Extracted data entries
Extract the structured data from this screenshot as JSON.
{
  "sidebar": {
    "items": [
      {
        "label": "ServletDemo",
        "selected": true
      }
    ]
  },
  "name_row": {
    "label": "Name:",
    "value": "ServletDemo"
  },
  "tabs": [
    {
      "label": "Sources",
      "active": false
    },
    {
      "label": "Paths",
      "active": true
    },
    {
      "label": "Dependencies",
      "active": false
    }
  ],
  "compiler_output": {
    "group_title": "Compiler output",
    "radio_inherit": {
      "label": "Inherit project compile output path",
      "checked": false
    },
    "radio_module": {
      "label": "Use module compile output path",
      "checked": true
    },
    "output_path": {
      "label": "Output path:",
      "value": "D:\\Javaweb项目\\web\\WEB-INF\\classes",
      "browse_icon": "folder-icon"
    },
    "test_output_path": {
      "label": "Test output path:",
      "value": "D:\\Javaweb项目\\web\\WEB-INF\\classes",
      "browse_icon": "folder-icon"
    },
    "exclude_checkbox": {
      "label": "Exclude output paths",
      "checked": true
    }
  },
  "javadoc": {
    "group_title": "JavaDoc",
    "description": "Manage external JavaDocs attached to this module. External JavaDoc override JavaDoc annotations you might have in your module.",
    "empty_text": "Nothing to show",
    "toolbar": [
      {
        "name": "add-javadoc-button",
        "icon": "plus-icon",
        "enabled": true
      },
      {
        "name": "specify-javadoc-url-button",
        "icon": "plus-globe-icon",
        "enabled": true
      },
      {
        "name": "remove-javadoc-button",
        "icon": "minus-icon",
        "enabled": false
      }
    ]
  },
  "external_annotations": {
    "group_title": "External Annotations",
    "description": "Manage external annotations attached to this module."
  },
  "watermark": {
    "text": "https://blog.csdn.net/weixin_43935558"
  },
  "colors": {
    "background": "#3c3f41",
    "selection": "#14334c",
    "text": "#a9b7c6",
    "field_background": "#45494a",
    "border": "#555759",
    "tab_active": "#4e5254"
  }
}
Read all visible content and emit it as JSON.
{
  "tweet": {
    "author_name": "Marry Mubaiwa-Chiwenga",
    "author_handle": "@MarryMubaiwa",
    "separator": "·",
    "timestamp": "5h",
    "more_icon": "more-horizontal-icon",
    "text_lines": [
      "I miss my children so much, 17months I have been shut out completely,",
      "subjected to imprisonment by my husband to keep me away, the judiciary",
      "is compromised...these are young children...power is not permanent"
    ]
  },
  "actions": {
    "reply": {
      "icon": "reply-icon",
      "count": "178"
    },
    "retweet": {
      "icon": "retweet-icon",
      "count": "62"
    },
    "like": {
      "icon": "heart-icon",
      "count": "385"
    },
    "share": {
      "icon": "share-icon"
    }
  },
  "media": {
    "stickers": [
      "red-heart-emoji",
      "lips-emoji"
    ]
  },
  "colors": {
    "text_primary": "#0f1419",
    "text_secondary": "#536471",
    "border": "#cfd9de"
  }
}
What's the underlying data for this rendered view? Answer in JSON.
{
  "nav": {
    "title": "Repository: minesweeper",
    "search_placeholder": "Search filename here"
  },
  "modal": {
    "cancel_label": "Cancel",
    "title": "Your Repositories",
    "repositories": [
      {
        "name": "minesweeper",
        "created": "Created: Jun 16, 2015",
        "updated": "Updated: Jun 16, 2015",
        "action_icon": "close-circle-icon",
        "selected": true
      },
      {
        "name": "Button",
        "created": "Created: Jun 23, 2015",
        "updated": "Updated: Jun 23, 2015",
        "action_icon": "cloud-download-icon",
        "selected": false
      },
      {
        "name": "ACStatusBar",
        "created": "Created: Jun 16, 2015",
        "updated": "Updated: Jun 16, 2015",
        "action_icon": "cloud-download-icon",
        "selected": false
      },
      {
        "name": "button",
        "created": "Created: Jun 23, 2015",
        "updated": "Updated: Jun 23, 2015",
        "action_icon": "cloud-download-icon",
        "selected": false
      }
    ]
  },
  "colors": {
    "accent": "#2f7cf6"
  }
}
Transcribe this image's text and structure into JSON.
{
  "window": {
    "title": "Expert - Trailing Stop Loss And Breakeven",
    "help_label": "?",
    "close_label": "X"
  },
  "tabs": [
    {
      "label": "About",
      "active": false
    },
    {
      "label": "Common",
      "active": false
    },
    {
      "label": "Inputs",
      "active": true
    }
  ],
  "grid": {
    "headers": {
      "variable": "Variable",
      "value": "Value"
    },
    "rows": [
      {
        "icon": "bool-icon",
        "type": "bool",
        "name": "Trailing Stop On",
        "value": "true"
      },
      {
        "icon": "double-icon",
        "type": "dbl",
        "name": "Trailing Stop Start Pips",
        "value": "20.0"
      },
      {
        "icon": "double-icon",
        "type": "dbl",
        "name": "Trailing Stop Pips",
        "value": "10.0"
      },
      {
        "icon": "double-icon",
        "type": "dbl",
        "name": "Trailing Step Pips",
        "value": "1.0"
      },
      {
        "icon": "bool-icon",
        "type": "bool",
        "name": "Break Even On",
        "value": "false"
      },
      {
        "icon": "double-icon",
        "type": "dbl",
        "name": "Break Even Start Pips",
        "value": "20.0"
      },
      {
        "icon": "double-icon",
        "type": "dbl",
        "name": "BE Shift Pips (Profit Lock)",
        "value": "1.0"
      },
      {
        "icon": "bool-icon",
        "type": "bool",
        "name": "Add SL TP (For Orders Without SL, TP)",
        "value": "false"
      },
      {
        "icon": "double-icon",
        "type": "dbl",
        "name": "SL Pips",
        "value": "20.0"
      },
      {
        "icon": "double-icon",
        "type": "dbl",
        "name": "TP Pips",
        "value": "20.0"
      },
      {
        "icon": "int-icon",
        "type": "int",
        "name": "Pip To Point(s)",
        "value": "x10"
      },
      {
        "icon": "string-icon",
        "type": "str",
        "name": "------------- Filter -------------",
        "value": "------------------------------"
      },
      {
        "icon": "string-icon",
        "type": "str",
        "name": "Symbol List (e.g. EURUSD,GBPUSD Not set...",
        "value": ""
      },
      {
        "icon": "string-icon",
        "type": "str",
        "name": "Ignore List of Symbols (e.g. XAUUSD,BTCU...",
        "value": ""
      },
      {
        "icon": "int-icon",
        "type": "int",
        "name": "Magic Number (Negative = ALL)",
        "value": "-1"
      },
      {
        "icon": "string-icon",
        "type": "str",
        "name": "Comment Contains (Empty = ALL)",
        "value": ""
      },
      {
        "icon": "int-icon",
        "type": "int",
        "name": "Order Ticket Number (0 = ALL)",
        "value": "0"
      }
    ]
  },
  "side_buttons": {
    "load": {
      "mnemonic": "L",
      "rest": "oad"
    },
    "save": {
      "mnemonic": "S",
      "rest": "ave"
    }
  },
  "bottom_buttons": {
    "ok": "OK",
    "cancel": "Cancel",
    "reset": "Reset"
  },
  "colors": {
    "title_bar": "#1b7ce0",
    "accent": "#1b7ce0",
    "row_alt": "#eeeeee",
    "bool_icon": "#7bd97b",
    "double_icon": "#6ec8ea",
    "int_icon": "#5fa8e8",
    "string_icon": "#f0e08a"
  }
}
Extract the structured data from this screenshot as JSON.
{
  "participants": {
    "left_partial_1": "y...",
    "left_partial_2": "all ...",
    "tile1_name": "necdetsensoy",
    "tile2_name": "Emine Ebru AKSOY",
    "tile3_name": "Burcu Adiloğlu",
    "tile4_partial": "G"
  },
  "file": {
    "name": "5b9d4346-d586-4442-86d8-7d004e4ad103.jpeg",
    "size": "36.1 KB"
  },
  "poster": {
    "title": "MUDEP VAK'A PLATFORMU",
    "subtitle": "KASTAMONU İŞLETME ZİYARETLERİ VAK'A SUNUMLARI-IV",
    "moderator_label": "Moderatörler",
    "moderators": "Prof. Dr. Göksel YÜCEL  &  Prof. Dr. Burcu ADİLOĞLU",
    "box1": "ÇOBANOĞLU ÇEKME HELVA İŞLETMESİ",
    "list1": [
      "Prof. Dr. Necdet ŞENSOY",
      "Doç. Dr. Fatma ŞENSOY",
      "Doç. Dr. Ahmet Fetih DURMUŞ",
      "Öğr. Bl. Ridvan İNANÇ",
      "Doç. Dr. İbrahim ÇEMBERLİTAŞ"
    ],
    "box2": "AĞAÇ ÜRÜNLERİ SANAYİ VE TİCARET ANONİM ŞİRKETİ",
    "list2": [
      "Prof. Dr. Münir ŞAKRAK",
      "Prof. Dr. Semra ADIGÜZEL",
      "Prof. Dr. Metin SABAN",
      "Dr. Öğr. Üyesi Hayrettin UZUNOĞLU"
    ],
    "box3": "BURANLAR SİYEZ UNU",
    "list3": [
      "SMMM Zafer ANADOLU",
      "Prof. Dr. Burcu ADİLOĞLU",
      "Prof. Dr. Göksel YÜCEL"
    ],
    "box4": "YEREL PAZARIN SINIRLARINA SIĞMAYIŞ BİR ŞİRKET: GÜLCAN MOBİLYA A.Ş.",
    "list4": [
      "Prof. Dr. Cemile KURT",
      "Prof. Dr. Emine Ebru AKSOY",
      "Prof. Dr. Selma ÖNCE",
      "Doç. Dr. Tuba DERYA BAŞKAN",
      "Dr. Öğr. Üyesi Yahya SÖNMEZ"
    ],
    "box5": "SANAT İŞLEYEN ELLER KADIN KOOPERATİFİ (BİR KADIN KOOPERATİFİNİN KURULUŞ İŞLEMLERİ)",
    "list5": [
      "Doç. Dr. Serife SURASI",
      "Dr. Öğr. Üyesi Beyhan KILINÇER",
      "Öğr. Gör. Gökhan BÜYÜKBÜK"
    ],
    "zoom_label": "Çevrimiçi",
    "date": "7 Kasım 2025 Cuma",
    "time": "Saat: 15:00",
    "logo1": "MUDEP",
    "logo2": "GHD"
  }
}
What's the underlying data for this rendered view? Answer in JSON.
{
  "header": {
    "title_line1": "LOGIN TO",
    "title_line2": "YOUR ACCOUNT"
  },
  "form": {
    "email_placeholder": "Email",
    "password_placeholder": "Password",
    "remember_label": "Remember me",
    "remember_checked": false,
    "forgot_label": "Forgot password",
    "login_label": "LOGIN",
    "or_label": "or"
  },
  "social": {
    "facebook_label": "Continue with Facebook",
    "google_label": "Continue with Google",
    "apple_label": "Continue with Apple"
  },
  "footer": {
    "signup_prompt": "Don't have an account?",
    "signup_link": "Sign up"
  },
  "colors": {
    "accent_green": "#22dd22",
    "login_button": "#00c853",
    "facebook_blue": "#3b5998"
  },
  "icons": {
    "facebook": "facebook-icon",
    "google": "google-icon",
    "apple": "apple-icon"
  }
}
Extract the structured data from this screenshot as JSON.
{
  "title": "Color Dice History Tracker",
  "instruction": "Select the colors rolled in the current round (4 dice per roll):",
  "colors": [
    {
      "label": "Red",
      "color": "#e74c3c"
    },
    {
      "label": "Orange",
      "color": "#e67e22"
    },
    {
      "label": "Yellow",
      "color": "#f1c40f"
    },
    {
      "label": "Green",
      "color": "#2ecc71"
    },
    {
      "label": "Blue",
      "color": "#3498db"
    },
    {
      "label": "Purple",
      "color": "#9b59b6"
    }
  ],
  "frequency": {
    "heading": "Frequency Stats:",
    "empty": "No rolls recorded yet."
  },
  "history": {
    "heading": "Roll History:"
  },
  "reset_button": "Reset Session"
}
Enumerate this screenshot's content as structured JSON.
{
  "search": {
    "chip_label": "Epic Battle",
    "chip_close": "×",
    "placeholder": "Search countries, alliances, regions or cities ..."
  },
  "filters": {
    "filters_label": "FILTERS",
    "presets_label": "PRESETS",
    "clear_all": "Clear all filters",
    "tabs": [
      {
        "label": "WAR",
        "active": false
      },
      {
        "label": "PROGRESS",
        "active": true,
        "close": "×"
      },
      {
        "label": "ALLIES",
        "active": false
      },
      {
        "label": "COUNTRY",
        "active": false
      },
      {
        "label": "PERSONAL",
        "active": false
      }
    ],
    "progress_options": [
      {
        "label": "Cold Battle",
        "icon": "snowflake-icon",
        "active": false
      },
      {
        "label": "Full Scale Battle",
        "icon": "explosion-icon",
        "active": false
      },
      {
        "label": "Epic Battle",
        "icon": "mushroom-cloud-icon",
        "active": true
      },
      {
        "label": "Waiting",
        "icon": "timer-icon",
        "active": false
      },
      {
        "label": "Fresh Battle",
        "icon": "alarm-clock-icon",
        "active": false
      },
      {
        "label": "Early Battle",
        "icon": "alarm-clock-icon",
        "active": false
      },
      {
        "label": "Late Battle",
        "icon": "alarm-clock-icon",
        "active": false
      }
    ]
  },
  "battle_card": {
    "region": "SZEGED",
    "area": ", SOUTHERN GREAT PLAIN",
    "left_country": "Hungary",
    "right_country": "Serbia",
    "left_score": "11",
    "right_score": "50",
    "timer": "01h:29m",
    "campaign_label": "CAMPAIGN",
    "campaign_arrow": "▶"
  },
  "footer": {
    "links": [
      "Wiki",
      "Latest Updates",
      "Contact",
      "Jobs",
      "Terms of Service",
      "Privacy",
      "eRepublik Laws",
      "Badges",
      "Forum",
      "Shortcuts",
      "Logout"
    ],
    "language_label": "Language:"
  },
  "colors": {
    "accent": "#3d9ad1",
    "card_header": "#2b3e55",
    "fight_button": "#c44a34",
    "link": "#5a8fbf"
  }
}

_Goal_
Return each full line of the entries that contains the word "Number".

_The result_
        "name": "Magic Number (Negative = ALL)",
        "name": "Order Ticket Number (0 = ALL)",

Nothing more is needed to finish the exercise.